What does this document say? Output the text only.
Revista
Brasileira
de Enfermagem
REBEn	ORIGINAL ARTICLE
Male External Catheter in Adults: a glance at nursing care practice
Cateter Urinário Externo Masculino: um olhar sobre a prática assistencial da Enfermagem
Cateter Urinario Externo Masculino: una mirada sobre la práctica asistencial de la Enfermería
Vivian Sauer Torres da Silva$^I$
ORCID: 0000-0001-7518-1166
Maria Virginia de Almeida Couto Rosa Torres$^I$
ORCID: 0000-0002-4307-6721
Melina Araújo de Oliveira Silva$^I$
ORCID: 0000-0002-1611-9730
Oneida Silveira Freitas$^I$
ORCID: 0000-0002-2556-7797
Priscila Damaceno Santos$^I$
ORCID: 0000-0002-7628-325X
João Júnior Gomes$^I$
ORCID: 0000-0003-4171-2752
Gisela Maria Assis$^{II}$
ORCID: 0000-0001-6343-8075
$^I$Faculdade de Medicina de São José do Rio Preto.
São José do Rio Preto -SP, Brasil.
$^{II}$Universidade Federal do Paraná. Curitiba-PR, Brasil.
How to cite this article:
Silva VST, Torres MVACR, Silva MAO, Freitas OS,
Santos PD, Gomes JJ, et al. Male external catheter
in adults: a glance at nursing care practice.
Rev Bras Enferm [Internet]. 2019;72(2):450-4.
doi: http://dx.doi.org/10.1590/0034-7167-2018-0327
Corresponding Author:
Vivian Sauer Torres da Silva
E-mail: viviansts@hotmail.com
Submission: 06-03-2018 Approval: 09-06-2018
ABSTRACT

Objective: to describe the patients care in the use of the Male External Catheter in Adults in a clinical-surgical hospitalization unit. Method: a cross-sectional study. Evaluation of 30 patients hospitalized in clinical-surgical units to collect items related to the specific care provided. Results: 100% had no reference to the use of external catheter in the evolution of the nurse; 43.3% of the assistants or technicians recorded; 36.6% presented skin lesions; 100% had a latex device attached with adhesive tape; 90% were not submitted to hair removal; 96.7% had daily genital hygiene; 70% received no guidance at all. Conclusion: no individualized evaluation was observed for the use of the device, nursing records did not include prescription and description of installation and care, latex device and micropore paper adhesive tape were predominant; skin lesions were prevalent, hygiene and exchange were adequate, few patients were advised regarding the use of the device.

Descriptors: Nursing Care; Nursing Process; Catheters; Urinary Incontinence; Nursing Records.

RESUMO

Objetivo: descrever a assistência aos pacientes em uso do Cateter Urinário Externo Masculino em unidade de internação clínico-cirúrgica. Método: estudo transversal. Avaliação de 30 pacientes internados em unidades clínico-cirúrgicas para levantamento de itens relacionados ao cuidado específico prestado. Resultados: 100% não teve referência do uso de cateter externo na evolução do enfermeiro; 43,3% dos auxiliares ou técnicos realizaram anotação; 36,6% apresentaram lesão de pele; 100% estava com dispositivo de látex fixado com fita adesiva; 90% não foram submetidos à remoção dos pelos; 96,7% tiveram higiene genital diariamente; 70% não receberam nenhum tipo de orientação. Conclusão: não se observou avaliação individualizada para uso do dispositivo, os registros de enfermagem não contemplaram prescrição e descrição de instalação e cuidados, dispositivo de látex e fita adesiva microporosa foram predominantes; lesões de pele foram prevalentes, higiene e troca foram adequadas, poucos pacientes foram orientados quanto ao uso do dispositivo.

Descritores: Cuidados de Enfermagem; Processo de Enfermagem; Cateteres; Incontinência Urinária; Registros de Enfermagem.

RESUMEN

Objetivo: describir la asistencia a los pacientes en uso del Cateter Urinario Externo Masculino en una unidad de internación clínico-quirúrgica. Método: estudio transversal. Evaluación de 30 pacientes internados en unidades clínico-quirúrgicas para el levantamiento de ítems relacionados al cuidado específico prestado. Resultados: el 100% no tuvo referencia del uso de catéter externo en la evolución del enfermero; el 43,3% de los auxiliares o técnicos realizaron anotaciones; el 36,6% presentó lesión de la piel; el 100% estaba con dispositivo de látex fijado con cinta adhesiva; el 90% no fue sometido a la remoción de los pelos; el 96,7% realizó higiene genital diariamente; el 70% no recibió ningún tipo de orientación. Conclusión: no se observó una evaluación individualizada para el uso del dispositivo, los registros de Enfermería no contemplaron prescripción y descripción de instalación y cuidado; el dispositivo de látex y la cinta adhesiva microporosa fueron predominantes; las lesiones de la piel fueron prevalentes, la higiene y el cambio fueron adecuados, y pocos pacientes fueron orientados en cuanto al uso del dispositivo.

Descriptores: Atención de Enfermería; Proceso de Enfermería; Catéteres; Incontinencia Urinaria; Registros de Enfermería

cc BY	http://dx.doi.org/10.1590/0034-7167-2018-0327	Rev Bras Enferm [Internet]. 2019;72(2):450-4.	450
+--
**ASSIGNMENT:** Please show, exactly as written, every line above that contains the word "Enfermería".

**RESULT OF THIS EXERCISE:**
Cateter Urinario Externo Masculino: una mirada sobre la práctica asistencial de la Enfermería
Objetivo: describir la asistencia a los pacientes en uso del Cateter Urinario Externo Masculino en una unidad de internación clínico-quirúrgica. Método: estudio transversal. Evaluación de 30 pacientes internados en unidades clínico-quirúrgicas para el levantamiento de ítems relacionados al cuidado específico prestado. Resultados: el 100% no tuvo referencia del uso de catéter externo en la evolución del enfermero; el 43,3% de los auxiliares o técnicos realizaron anotaciones; el 36,6% presentó lesión de la piel; el 100% estaba con dispositivo de látex fijado con cinta adhesiva; el 90% no fue sometido a la remoción de los pelos; el 96,7% realizó higiene genital diariamente; el 70% no recibió ningún tipo de orientación. Conclusión: no se observó una evaluación individualizada para el uso del dispositivo, los registros de Enfermería no contemplaron prescripción y descripción de instalación y cuidado; el dispositivo de látex y la cinta adhesiva microporosa fueron predominantes; las lesiones de la piel fueron prevalentes, la higiene y el cambio fueron adecuados, y pocos pacientes fueron orientados en cuanto al uso del dispositivo.
Descriptores: Atención de Enfermería; Proceso de Enfermería; Catéteres; Incontinencia Urinaria; Registros de Enfermería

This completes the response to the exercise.